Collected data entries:
————————

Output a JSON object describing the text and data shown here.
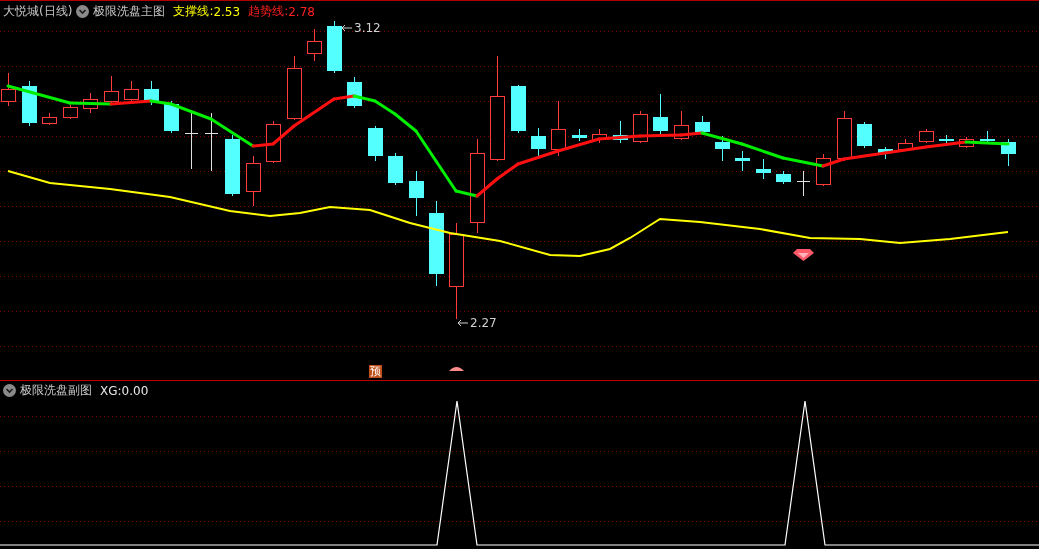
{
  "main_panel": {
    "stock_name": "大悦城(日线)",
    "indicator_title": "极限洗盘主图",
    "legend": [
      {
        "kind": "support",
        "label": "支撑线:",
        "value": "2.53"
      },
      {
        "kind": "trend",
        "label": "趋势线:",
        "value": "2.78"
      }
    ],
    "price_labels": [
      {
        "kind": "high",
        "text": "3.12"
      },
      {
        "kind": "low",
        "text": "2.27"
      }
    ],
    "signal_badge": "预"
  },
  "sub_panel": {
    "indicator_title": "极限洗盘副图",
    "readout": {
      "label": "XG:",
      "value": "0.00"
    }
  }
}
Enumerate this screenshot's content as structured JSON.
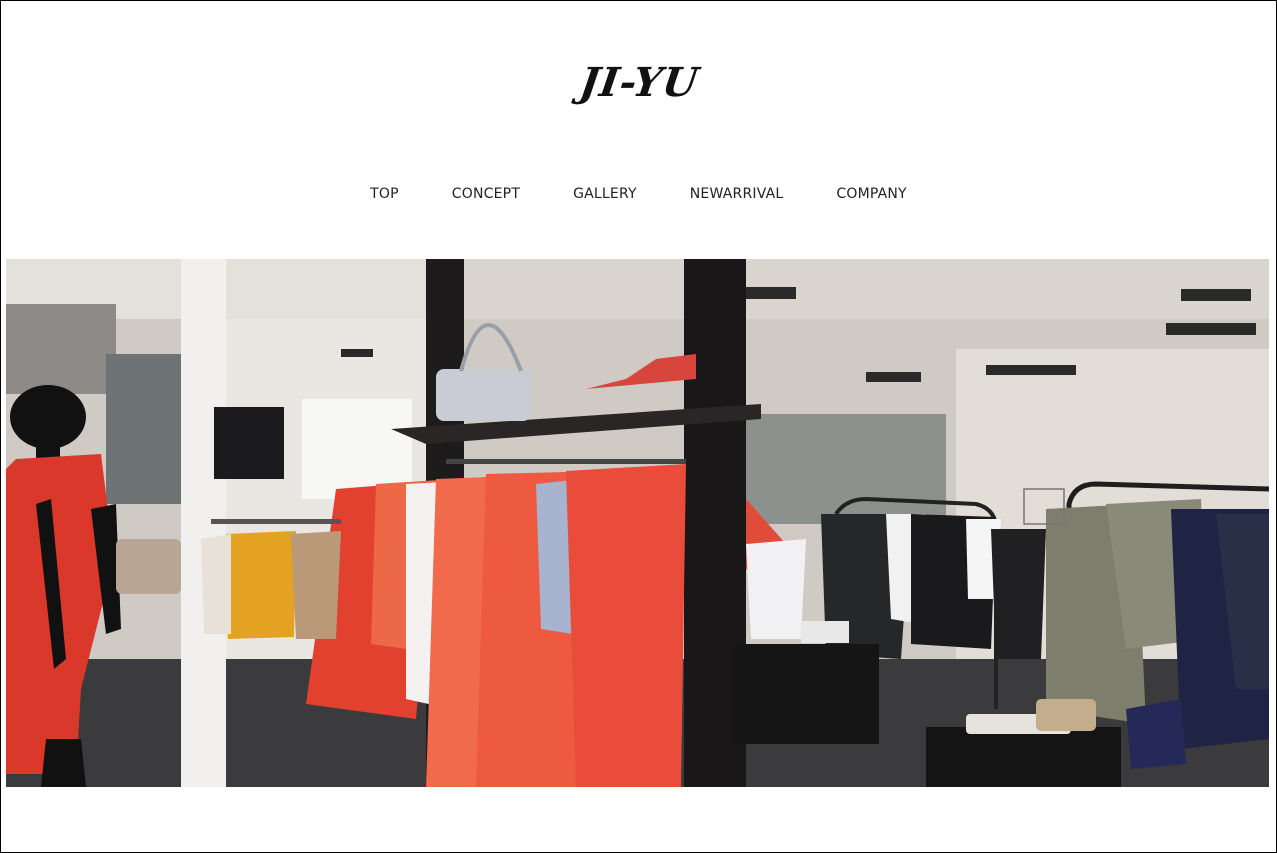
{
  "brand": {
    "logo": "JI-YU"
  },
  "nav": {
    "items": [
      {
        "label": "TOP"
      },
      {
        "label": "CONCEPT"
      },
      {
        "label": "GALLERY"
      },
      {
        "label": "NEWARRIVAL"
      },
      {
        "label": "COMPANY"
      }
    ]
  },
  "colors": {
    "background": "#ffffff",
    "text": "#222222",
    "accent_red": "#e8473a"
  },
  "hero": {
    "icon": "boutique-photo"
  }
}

————————

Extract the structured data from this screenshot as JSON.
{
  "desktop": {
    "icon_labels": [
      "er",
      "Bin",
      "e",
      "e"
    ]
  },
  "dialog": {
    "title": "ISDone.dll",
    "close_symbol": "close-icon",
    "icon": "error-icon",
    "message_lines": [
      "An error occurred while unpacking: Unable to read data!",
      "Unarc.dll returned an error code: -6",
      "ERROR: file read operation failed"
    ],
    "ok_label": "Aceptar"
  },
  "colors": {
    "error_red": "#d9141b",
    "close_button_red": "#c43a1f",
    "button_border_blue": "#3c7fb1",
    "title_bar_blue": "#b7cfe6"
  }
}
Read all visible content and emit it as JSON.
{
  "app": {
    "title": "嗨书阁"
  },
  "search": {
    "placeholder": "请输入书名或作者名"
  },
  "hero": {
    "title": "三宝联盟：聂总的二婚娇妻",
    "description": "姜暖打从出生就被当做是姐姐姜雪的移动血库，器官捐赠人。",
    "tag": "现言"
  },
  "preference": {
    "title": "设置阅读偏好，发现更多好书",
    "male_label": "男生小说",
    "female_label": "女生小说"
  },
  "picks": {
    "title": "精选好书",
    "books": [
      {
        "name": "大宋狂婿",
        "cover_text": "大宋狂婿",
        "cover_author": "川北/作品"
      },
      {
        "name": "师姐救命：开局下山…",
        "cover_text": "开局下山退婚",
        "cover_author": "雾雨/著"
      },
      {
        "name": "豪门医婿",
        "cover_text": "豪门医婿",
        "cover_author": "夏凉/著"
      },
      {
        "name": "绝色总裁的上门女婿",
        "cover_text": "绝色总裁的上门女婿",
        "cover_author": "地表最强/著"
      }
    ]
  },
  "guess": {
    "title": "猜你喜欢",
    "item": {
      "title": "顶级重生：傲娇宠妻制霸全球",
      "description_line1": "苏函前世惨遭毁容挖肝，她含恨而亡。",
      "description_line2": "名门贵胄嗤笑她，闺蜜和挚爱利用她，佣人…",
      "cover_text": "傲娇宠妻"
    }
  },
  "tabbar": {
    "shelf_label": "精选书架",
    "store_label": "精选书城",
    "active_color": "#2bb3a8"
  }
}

————————

• **WHAT THE TASK REQUIRES**
Scan the data above; copy every line where "content" appears.

• **WRITTEN REPLY**
Enumerate this screenshot's content as structured JSON.
Read all visible content and emit it as JSON.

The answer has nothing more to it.